▸ Set problem
Print every entry, word for word, and skip the images.

▸ Information given

□ □ □

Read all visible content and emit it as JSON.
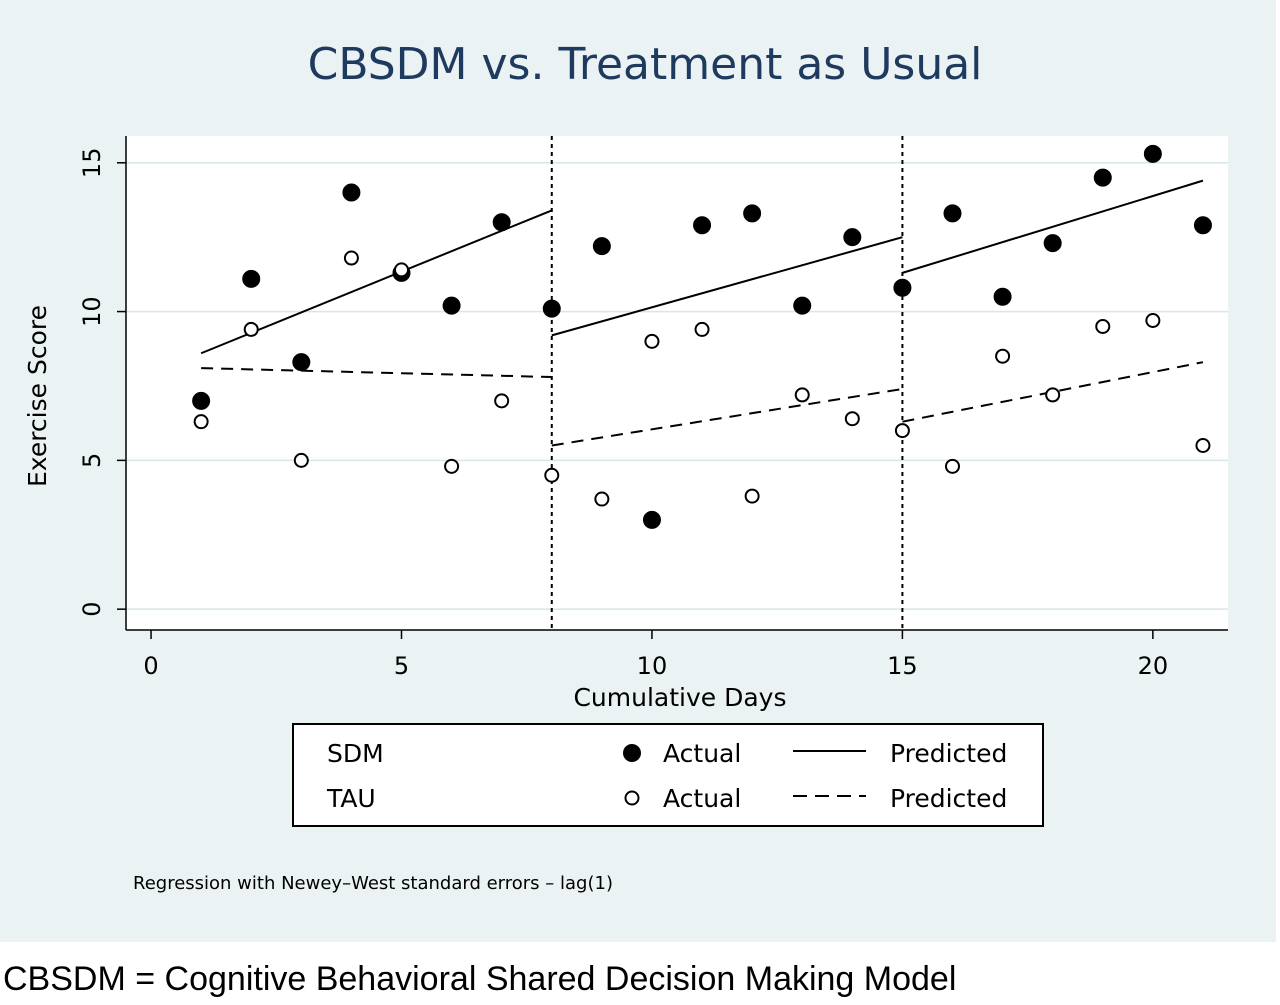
{
  "chart_data": {
    "type": "scatter",
    "title": "CBSDM vs. Treatment as Usual",
    "xlabel": "Cumulative Days",
    "ylabel": "Exercise Score",
    "xlim": [
      -0.5,
      21.5
    ],
    "ylim": [
      -0.7,
      15.9
    ],
    "xticks": [
      0,
      5,
      10,
      15,
      20
    ],
    "yticks": [
      0,
      5,
      10,
      15
    ],
    "grid": "horizontal",
    "phase_boundaries": [
      8,
      15
    ],
    "series": [
      {
        "name": "SDM",
        "kind": "Actual",
        "marker": "filled",
        "x": [
          1,
          2,
          3,
          4,
          5,
          6,
          7,
          8,
          9,
          10,
          11,
          12,
          13,
          14,
          15,
          16,
          17,
          18,
          19,
          20,
          21
        ],
        "y": [
          7.0,
          11.1,
          8.3,
          14.0,
          11.3,
          10.2,
          13.0,
          10.1,
          12.2,
          3.0,
          12.9,
          13.3,
          10.2,
          12.5,
          10.8,
          13.3,
          10.5,
          12.3,
          14.5,
          15.3,
          12.9
        ]
      },
      {
        "name": "TAU",
        "kind": "Actual",
        "marker": "hollow",
        "x": [
          1,
          2,
          3,
          4,
          5,
          6,
          7,
          8,
          9,
          10,
          11,
          12,
          13,
          14,
          15,
          16,
          17,
          18,
          19,
          20,
          21
        ],
        "y": [
          6.3,
          9.4,
          5.0,
          11.8,
          11.4,
          4.8,
          7.0,
          4.5,
          3.7,
          9.0,
          9.4,
          3.8,
          7.2,
          6.4,
          6.0,
          4.8,
          8.5,
          7.2,
          9.5,
          9.7,
          5.5
        ]
      },
      {
        "name": "SDM",
        "kind": "Predicted",
        "line": "solid",
        "segments": [
          [
            [
              1,
              8.6
            ],
            [
              8,
              13.4
            ]
          ],
          [
            [
              8,
              9.2
            ],
            [
              15,
              12.5
            ]
          ],
          [
            [
              15,
              11.3
            ],
            [
              21,
              14.4
            ]
          ]
        ]
      },
      {
        "name": "TAU",
        "kind": "Predicted",
        "line": "dashed",
        "segments": [
          [
            [
              1,
              8.1
            ],
            [
              8,
              7.8
            ]
          ],
          [
            [
              8,
              5.5
            ],
            [
              15,
              7.4
            ]
          ],
          [
            [
              15,
              6.3
            ],
            [
              21,
              8.3
            ]
          ]
        ]
      }
    ],
    "legend": {
      "placement": "bottom",
      "rows": [
        {
          "group": "SDM",
          "actual_label": "Actual",
          "predicted_label": "Predicted"
        },
        {
          "group": "TAU",
          "actual_label": "Actual",
          "predicted_label": "Predicted"
        }
      ]
    },
    "note": "Regression with Newey–West standard errors – lag(1)"
  },
  "caption": "CBSDM = Cognitive Behavioral Shared Decision Making Model",
  "colors": {
    "panel": "#eaf2f3",
    "plot": "#ffffff",
    "title": "#1e3a5f",
    "ink": "#000000",
    "grid": "#d6e7ea"
  }
}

□ □ □

▸ Solution for this task
Read all visible content and emit it as JSON.
{
  "chart_data": {
    "type": "scatter",
    "title": "CBSDM vs. Treatment as Usual",
    "xlabel": "Cumulative Days",
    "ylabel": "Exercise Score",
    "xlim": [
      -0.5,
      21.5
    ],
    "ylim": [
      -0.7,
      15.9
    ],
    "xticks": [
      0,
      5,
      10,
      15,
      20
    ],
    "yticks": [
      0,
      5,
      10,
      15
    ],
    "grid": "horizontal",
    "phase_boundaries": [
      8,
      15
    ],
    "series": [
      {
        "name": "SDM",
        "kind": "Actual",
        "marker": "filled",
        "x": [
          1,
          2,
          3,
          4,
          5,
          6,
          7,
          8,
          9,
          10,
          11,
          12,
          13,
          14,
          15,
          16,
          17,
          18,
          19,
          20,
          21
        ],
        "y": [
          7.0,
          11.1,
          8.3,
          14.0,
          11.3,
          10.2,
          13.0,
          10.1,
          12.2,
          3.0,
          12.9,
          13.3,
          10.2,
          12.5,
          10.8,
          13.3,
          10.5,
          12.3,
          14.5,
          15.3,
          12.9
        ]
      },
      {
        "name": "TAU",
        "kind": "Actual",
        "marker": "hollow",
        "x": [
          1,
          2,
          3,
          4,
          5,
          6,
          7,
          8,
          9,
          10,
          11,
          12,
          13,
          14,
          15,
          16,
          17,
          18,
          19,
          20,
          21
        ],
        "y": [
          6.3,
          9.4,
          5.0,
          11.8,
          11.4,
          4.8,
          7.0,
          4.5,
          3.7,
          9.0,
          9.4,
          3.8,
          7.2,
          6.4,
          6.0,
          4.8,
          8.5,
          7.2,
          9.5,
          9.7,
          5.5
        ]
      },
      {
        "name": "SDM",
        "kind": "Predicted",
        "line": "solid",
        "segments": [
          [
            [
              1,
              8.6
            ],
            [
              8,
              13.4
            ]
          ],
          [
            [
              8,
              9.2
            ],
            [
              15,
              12.5
            ]
          ],
          [
            [
              15,
              11.3
            ],
            [
              21,
              14.4
            ]
          ]
        ]
      },
      {
        "name": "TAU",
        "kind": "Predicted",
        "line": "dashed",
        "segments": [
          [
            [
              1,
              8.1
            ],
            [
              8,
              7.8
            ]
          ],
          [
            [
              8,
              5.5
            ],
            [
              15,
              7.4
            ]
          ],
          [
            [
              15,
              6.3
            ],
            [
              21,
              8.3
            ]
          ]
        ]
      }
    ],
    "legend": {
      "placement": "bottom",
      "rows": [
        {
          "group": "SDM",
          "actual_label": "Actual",
          "predicted_label": "Predicted"
        },
        {
          "group": "TAU",
          "actual_label": "Actual",
          "predicted_label": "Predicted"
        }
      ]
    },
    "note": "Regression with Newey–West standard errors – lag(1)"
  },
  "caption": "CBSDM = Cognitive Behavioral Shared Decision Making Model",
  "colors": {
    "panel": "#eaf2f3",
    "plot": "#ffffff",
    "title": "#1e3a5f",
    "ink": "#000000",
    "grid": "#d6e7ea"
  }
}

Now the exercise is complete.